Items listed in a dataset
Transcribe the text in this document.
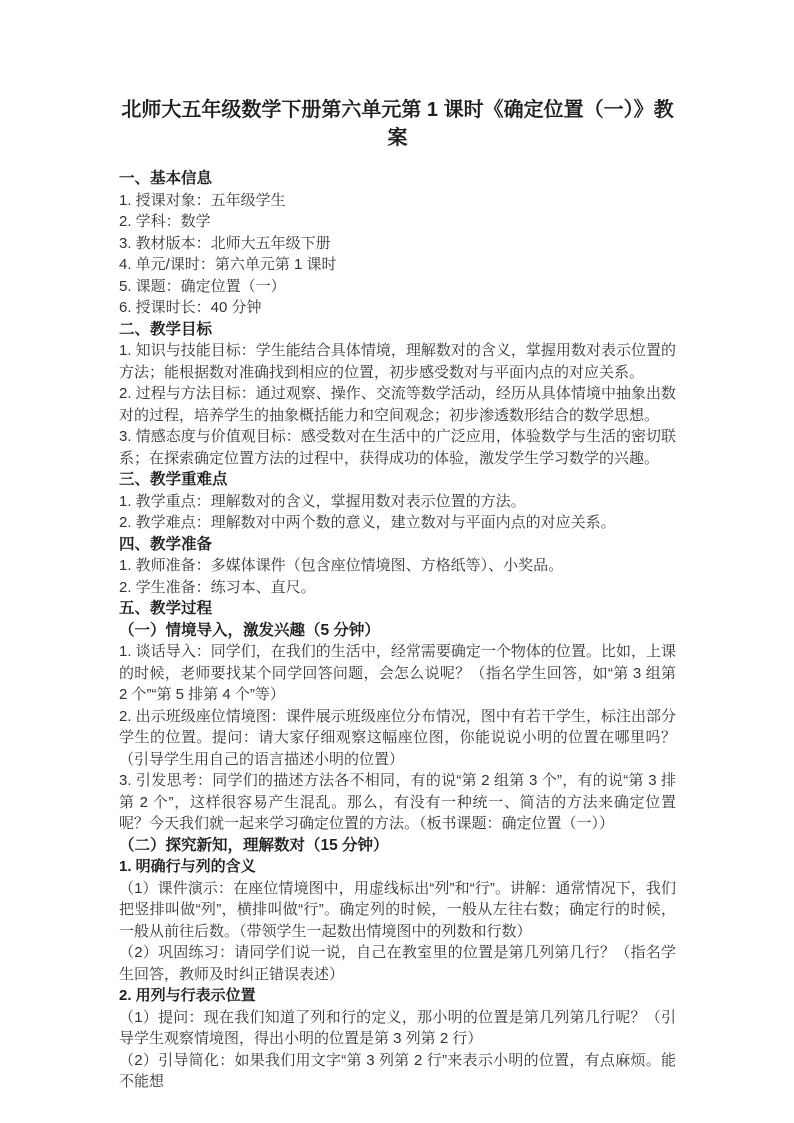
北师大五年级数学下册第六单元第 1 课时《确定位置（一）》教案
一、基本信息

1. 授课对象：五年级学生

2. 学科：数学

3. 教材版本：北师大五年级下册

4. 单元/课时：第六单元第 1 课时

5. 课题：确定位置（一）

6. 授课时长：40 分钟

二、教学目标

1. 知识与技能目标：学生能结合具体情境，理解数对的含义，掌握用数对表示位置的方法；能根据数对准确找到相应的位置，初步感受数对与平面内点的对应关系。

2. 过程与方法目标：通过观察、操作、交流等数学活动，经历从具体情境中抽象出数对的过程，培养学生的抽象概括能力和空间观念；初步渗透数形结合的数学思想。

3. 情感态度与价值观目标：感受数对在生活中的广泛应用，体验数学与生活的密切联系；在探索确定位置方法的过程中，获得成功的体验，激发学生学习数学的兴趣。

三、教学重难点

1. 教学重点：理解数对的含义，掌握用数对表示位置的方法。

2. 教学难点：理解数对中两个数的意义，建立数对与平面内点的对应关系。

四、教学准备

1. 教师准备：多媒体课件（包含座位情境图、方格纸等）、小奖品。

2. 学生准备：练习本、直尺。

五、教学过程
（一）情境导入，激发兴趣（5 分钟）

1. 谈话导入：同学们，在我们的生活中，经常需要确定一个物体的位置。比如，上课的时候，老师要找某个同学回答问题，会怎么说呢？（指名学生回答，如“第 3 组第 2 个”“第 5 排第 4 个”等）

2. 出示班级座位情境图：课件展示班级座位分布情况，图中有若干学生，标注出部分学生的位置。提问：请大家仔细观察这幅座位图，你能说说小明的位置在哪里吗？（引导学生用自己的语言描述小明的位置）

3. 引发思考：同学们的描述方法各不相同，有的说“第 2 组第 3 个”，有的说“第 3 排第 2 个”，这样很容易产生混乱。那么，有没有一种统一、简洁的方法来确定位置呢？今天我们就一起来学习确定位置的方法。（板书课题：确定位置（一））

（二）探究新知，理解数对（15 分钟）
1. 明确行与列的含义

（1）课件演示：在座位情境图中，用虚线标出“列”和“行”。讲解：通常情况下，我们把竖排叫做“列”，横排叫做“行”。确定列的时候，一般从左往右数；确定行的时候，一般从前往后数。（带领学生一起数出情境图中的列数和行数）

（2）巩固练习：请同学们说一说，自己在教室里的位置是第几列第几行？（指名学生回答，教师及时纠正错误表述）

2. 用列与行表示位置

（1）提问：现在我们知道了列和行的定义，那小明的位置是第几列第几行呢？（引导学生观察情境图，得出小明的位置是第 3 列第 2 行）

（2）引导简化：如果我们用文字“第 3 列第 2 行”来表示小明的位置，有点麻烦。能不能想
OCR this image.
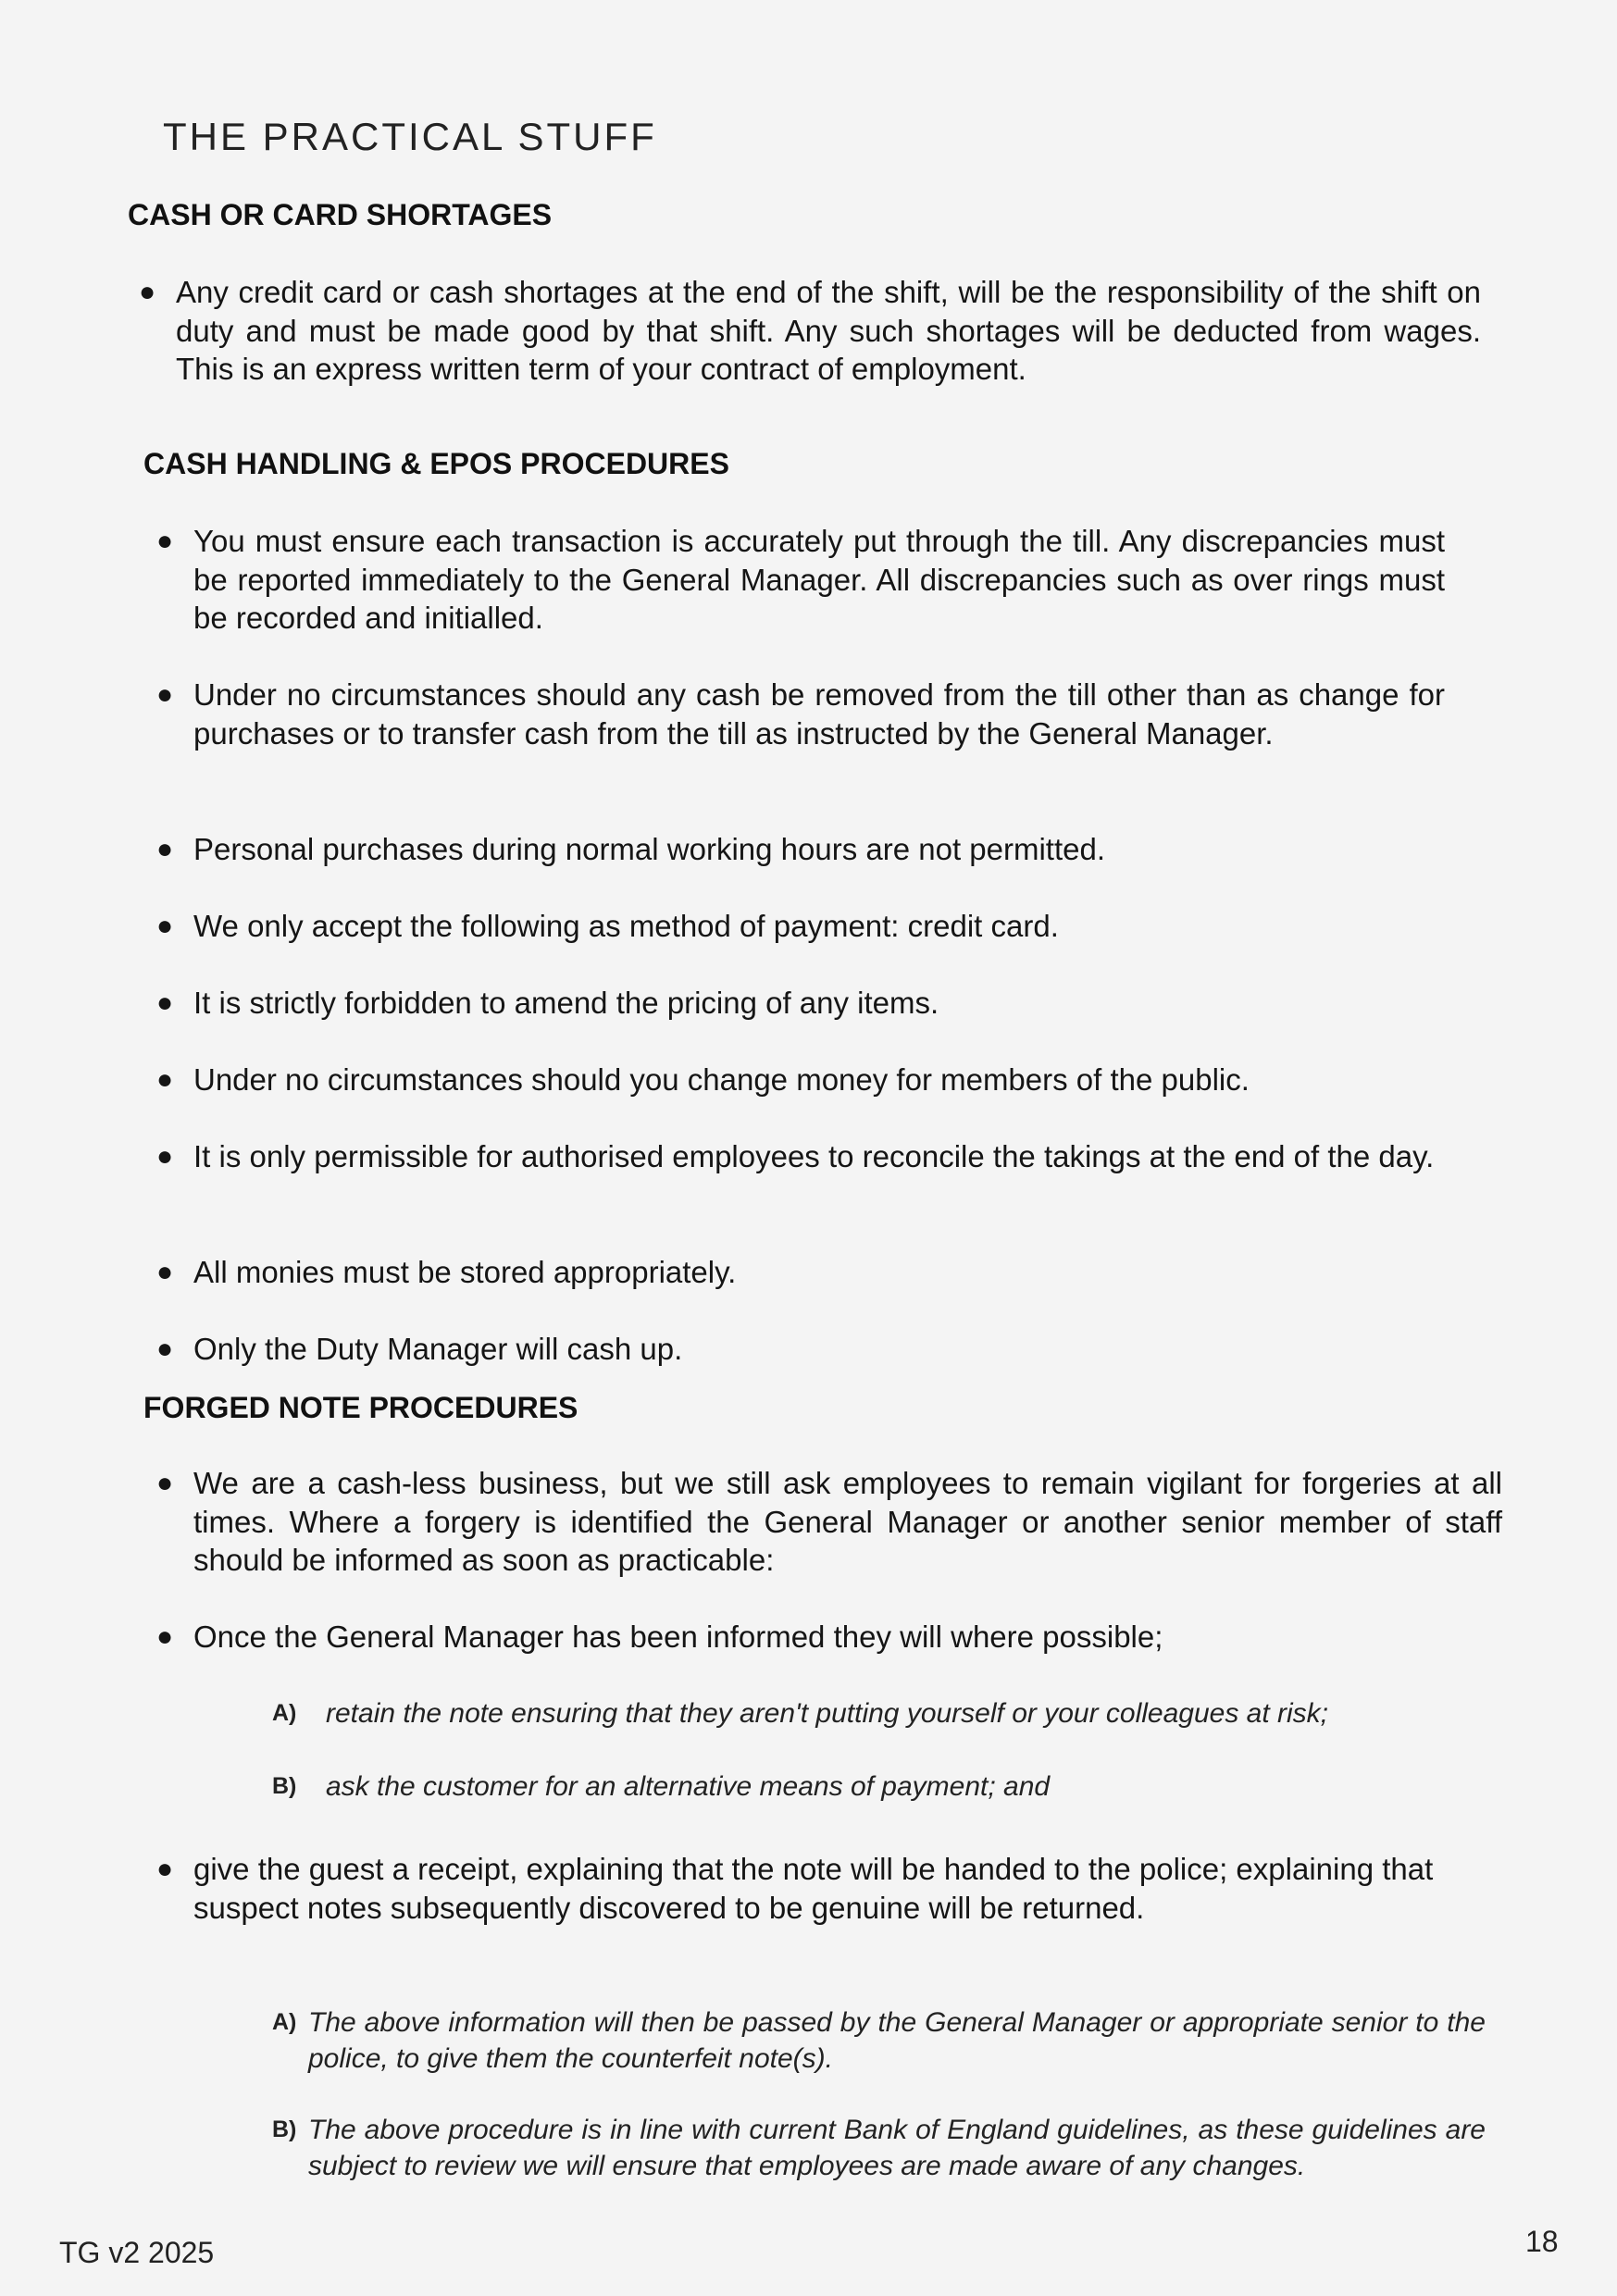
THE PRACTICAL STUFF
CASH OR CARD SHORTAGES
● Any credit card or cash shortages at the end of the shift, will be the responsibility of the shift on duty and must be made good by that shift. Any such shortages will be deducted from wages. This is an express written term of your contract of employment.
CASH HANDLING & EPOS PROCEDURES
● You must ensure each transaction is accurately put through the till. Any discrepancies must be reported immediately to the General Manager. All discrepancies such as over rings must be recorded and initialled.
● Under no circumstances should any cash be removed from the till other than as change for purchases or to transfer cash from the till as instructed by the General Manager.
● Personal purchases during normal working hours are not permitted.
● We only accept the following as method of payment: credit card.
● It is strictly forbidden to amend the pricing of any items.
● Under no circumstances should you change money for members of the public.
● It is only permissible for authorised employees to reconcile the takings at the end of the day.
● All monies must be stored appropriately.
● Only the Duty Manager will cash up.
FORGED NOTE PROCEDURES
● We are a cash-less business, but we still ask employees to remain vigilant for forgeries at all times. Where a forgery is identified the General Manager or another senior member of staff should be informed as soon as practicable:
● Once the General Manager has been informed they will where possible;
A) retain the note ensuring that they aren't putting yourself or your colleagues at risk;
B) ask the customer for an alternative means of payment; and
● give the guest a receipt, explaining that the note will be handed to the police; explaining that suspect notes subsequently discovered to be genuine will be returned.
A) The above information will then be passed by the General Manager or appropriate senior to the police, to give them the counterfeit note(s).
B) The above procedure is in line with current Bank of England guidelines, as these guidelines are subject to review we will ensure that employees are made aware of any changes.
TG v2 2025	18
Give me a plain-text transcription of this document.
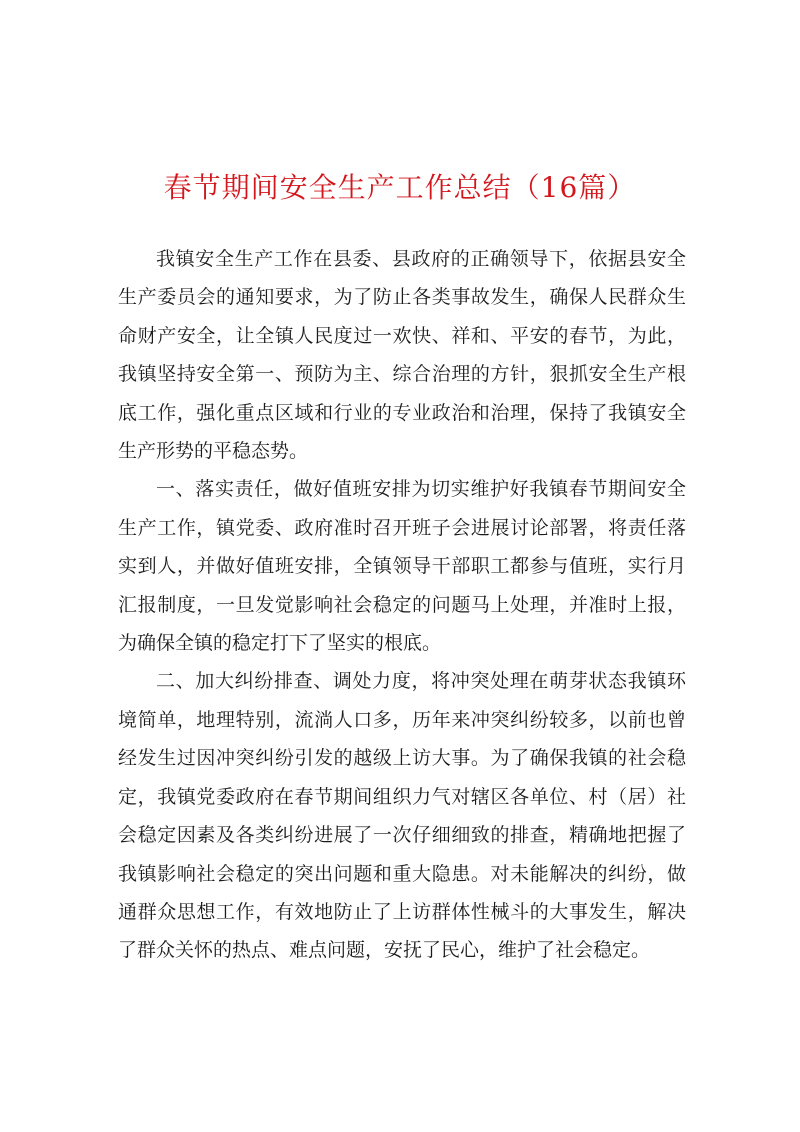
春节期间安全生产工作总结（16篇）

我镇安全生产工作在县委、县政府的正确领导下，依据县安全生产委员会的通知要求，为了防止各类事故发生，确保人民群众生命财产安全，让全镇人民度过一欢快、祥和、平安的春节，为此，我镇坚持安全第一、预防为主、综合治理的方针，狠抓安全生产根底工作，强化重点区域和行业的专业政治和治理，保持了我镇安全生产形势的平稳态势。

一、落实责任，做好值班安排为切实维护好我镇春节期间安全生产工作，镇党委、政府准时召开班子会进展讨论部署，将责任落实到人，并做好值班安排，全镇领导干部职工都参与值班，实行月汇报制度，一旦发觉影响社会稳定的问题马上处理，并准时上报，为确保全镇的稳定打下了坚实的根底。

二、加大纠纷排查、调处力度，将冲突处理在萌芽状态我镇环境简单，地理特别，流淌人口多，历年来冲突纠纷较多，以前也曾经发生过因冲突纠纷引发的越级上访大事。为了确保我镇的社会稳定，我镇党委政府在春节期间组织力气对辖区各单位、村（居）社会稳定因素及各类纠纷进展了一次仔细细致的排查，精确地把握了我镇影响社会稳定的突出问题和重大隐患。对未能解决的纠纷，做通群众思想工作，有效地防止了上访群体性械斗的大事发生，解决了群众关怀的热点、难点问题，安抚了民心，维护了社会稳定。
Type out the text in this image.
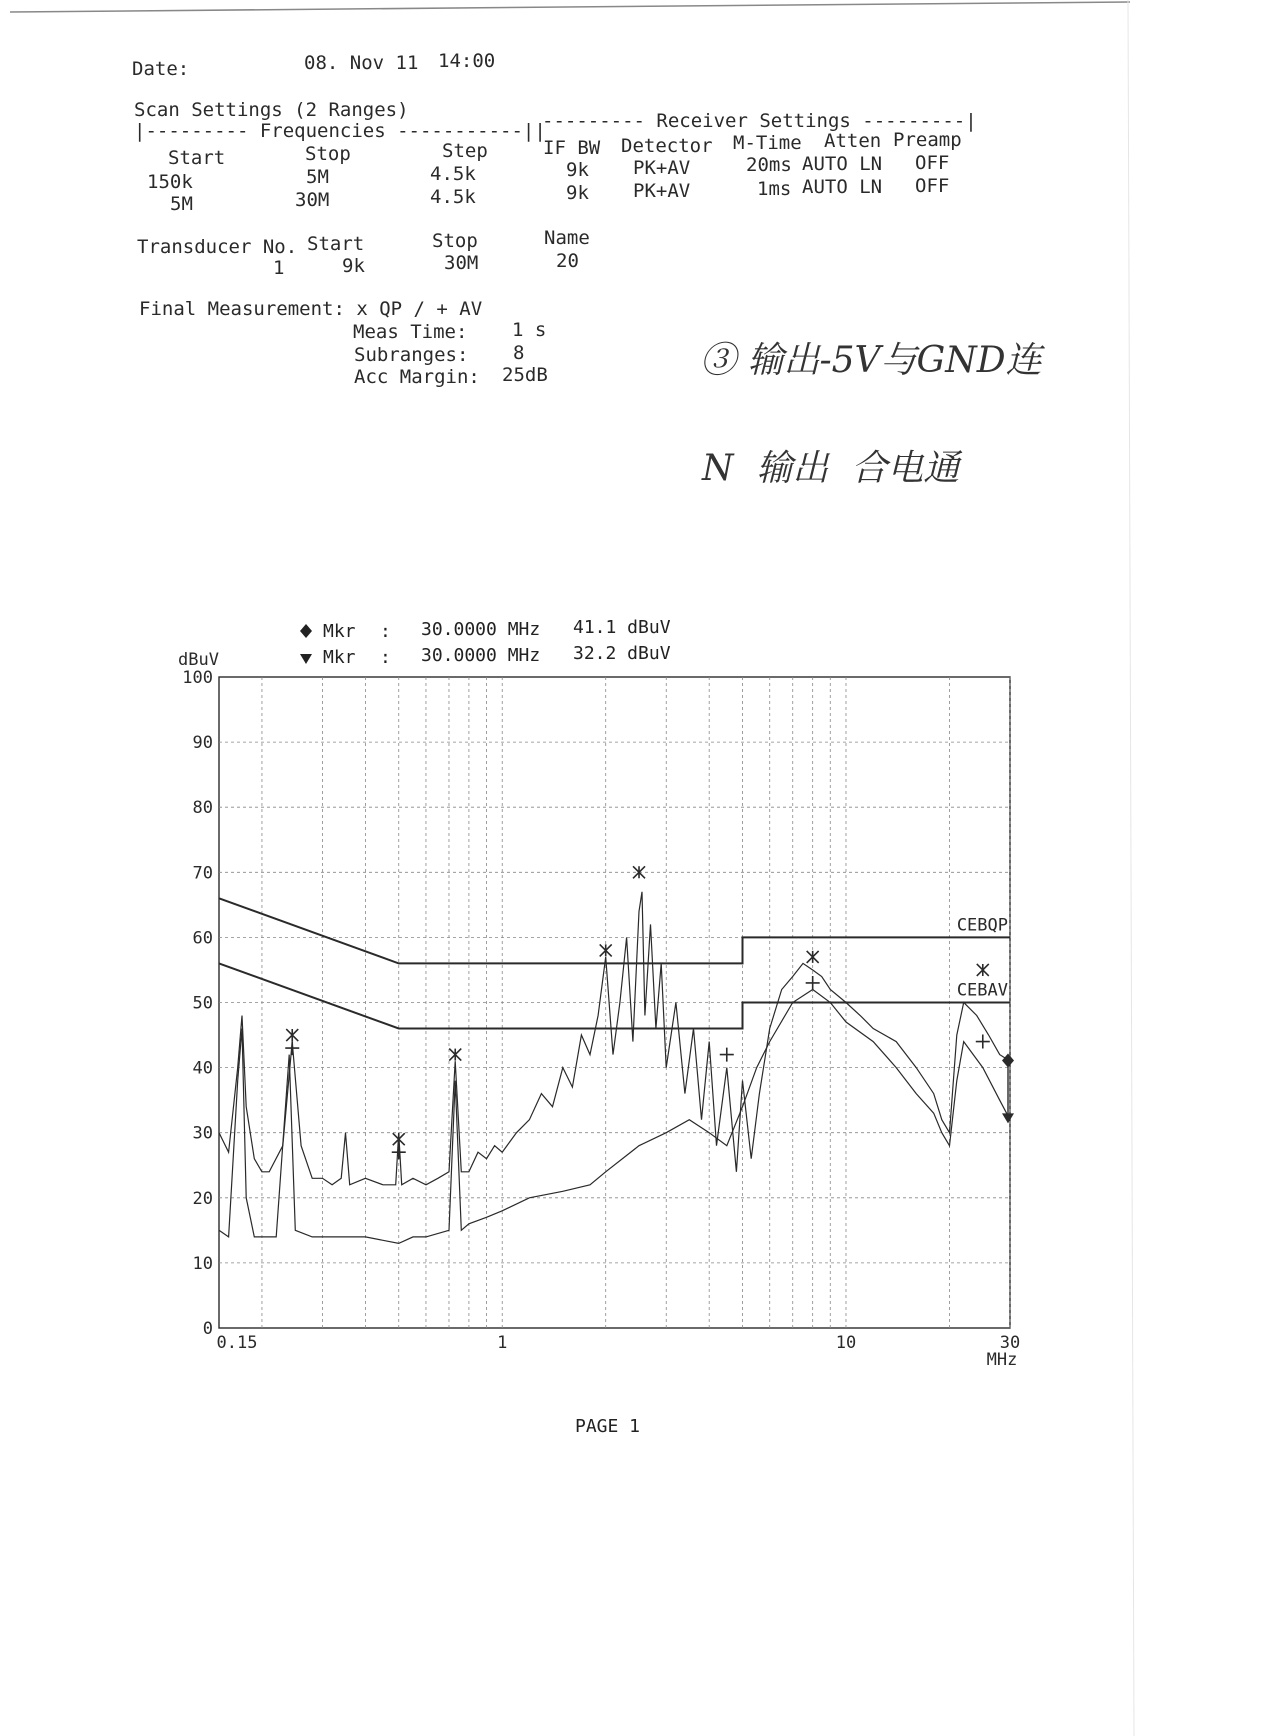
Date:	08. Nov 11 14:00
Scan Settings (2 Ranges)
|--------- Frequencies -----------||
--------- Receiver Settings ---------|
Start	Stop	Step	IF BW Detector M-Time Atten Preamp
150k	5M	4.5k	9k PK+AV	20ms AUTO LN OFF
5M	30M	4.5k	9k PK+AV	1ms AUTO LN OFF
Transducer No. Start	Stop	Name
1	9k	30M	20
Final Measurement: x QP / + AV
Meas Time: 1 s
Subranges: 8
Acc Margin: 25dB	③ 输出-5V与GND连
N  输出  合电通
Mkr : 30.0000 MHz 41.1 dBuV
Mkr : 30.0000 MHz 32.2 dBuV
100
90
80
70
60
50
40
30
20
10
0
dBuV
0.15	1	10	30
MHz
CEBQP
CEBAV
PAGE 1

_Description of the task_
Return only the count of lines in the records that hold the word "from".

_Solution to this problem_
2